Task details:
Find every line in the records below that holds the word "Barrels", and copy each one.

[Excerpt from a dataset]
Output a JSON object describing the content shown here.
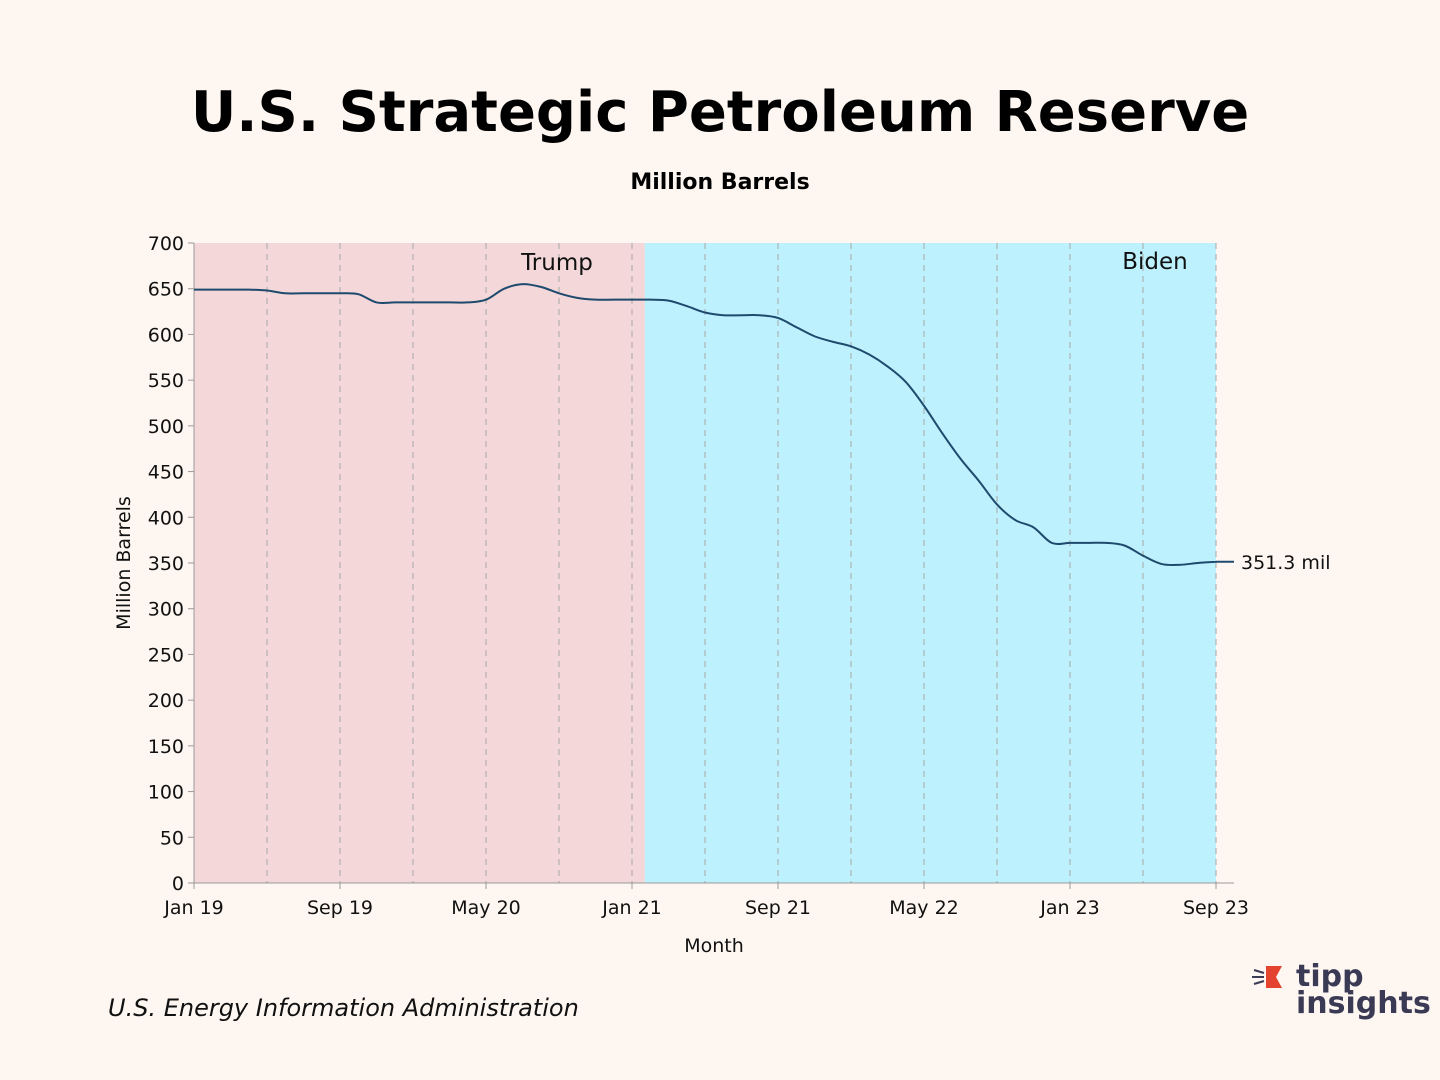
{
  "header": {
    "title": "U.S. Strategic Petroleum Reserve",
    "subtitle": "Million Barrels"
  },
  "source": "U.S. Energy Information Administration",
  "logo": {
    "line1": "tipp",
    "line2": "insights"
  },
  "colors": {
    "background": "#fdf6f1",
    "trump_band": "#f3d7d9",
    "biden_band": "#bdf1fd",
    "line": "#1e4a6e"
  },
  "chart_data": {
    "type": "line",
    "title": "U.S. Strategic Petroleum Reserve",
    "subtitle": "Million Barrels",
    "xlabel": "Month",
    "ylabel": "Million Barrels",
    "ylim": [
      0,
      700
    ],
    "yticks": [
      "0",
      "50",
      "100",
      "150",
      "200",
      "250",
      "300",
      "350",
      "400",
      "450",
      "500",
      "550",
      "600",
      "650",
      "700"
    ],
    "xticks": [
      {
        "label": "Jan 19",
        "index": 0
      },
      {
        "label": "Sep 19",
        "index": 8
      },
      {
        "label": "May 20",
        "index": 16
      },
      {
        "label": "Jan 21",
        "index": 24
      },
      {
        "label": "Sep 21",
        "index": 32
      },
      {
        "label": "May 22",
        "index": 40
      },
      {
        "label": "Jan 23",
        "index": 48
      },
      {
        "label": "Sep 23",
        "index": 56
      }
    ],
    "gridlines": "vertical dashed every 4 months",
    "regions": [
      {
        "label": "Trump",
        "start_index": 0,
        "end_index": 24.7
      },
      {
        "label": "Biden",
        "start_index": 24.7,
        "end_index": 56
      }
    ],
    "end_label": "351.3 mil",
    "series": [
      {
        "name": "Million Barrels",
        "x_start": "Jan 19",
        "values": [
          649,
          649,
          649,
          649,
          648,
          645,
          645,
          645,
          645,
          644,
          635,
          635,
          635,
          635,
          635,
          635,
          638,
          650,
          655,
          652,
          645,
          640,
          638,
          638,
          638,
          638,
          637,
          631,
          624,
          621,
          621,
          621,
          618,
          608,
          598,
          592,
          587,
          578,
          565,
          548,
          522,
          492,
          464,
          440,
          414,
          397,
          389,
          372,
          372,
          372,
          372,
          369,
          358,
          349,
          348,
          350,
          351.3
        ]
      }
    ]
  }
}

Response to the task:
    "subtitle": "Million Barrels"
    "subtitle": "Million Barrels",
    "ylabel": "Million Barrels",
        "name": "Million Barrels",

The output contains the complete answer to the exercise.